┌──

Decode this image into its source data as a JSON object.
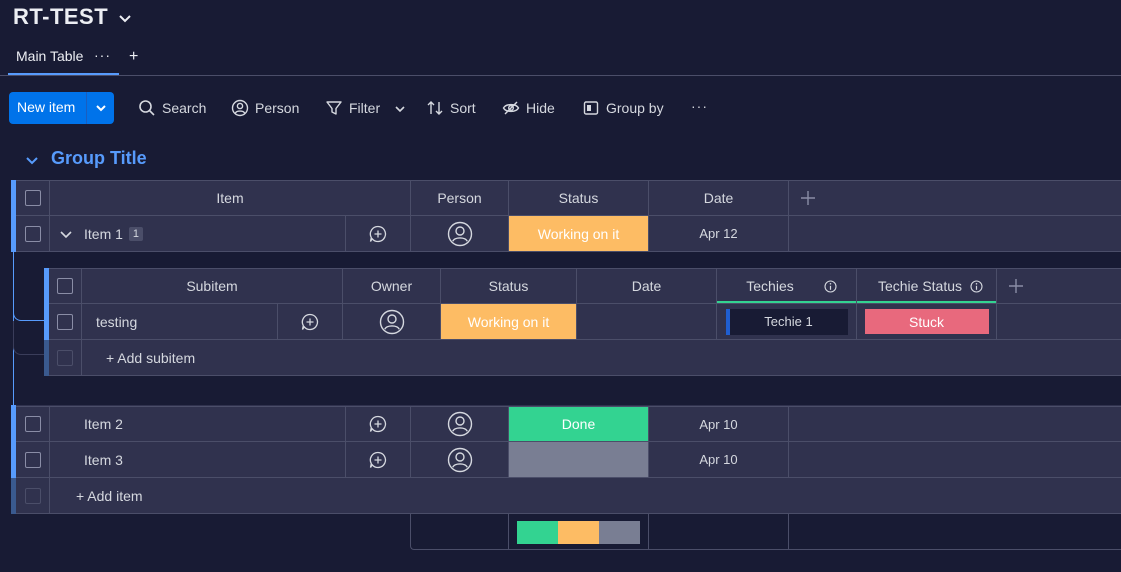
{
  "board": {
    "title": "RT-TEST",
    "view_tab": "Main Table",
    "view_tab_menu": "···",
    "add_view": "+"
  },
  "toolbar": {
    "new_item": "New item",
    "search": "Search",
    "person": "Person",
    "filter": "Filter",
    "sort": "Sort",
    "hide": "Hide",
    "group_by": "Group by",
    "more": "···"
  },
  "group": {
    "title": "Group Title",
    "color": "#579bfc",
    "columns": {
      "item": "Item",
      "person": "Person",
      "status": "Status",
      "date": "Date"
    },
    "items": [
      {
        "name": "Item 1",
        "subitem_count": "1",
        "status": "Working on it",
        "status_color": "#fdbc64",
        "date": "Apr 12"
      },
      {
        "name": "Item 2",
        "status": "Done",
        "status_color": "#33d391",
        "date": "Apr 10"
      },
      {
        "name": "Item 3",
        "status": "",
        "status_color": "#797e93",
        "date": "Apr 10"
      }
    ],
    "add_item": "+ Add item",
    "summary": [
      {
        "status": "Done",
        "color": "#33d391",
        "fraction": 0.3333
      },
      {
        "status": "Working on it",
        "color": "#fdbc64",
        "fraction": 0.3333
      },
      {
        "status": "",
        "color": "#797e93",
        "fraction": 0.3334
      }
    ]
  },
  "subitems": {
    "columns": {
      "subitem": "Subitem",
      "owner": "Owner",
      "status": "Status",
      "date": "Date",
      "techies": "Techies",
      "techie_status": "Techie Status"
    },
    "rows": [
      {
        "name": "testing",
        "status": "Working on it",
        "status_color": "#fdbc64",
        "date": "",
        "techie": "Techie 1",
        "techie_status": "Stuck",
        "techie_status_color": "#e8697d"
      }
    ],
    "add_subitem": "+ Add subitem"
  },
  "colors": {
    "background": "#181b34",
    "row": "#30324e",
    "border": "#4b4e69",
    "primary": "#0073ea"
  }
}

└──

→ **Aim of the exercise**: Go through the data above and transcribe it in full, omitting any image.

→ **Correct response**:
Decode this image into its source data as a JSON object.
{
  "board": {
    "title": "RT-TEST",
    "view_tab": "Main Table",
    "view_tab_menu": "···",
    "add_view": "+"
  },
  "toolbar": {
    "new_item": "New item",
    "search": "Search",
    "person": "Person",
    "filter": "Filter",
    "sort": "Sort",
    "hide": "Hide",
    "group_by": "Group by",
    "more": "···"
  },
  "group": {
    "title": "Group Title",
    "color": "#579bfc",
    "columns": {
      "item": "Item",
      "person": "Person",
      "status": "Status",
      "date": "Date"
    },
    "items": [
      {
        "name": "Item 1",
        "subitem_count": "1",
        "status": "Working on it",
        "status_color": "#fdbc64",
        "date": "Apr 12"
      },
      {
        "name": "Item 2",
        "status": "Done",
        "status_color": "#33d391",
        "date": "Apr 10"
      },
      {
        "name": "Item 3",
        "status": "",
        "status_color": "#797e93",
        "date": "Apr 10"
      }
    ],
    "add_item": "+ Add item",
    "summary": [
      {
        "status": "Done",
        "color": "#33d391",
        "fraction": 0.3333
      },
      {
        "status": "Working on it",
        "color": "#fdbc64",
        "fraction": 0.3333
      },
      {
        "status": "",
        "color": "#797e93",
        "fraction": 0.3334
      }
    ]
  },
  "subitems": {
    "columns": {
      "subitem": "Subitem",
      "owner": "Owner",
      "status": "Status",
      "date": "Date",
      "techies": "Techies",
      "techie_status": "Techie Status"
    },
    "rows": [
      {
        "name": "testing",
        "status": "Working on it",
        "status_color": "#fdbc64",
        "date": "",
        "techie": "Techie 1",
        "techie_status": "Stuck",
        "techie_status_color": "#e8697d"
      }
    ],
    "add_subitem": "+ Add subitem"
  },
  "colors": {
    "background": "#181b34",
    "row": "#30324e",
    "border": "#4b4e69",
    "primary": "#0073ea"
  }
}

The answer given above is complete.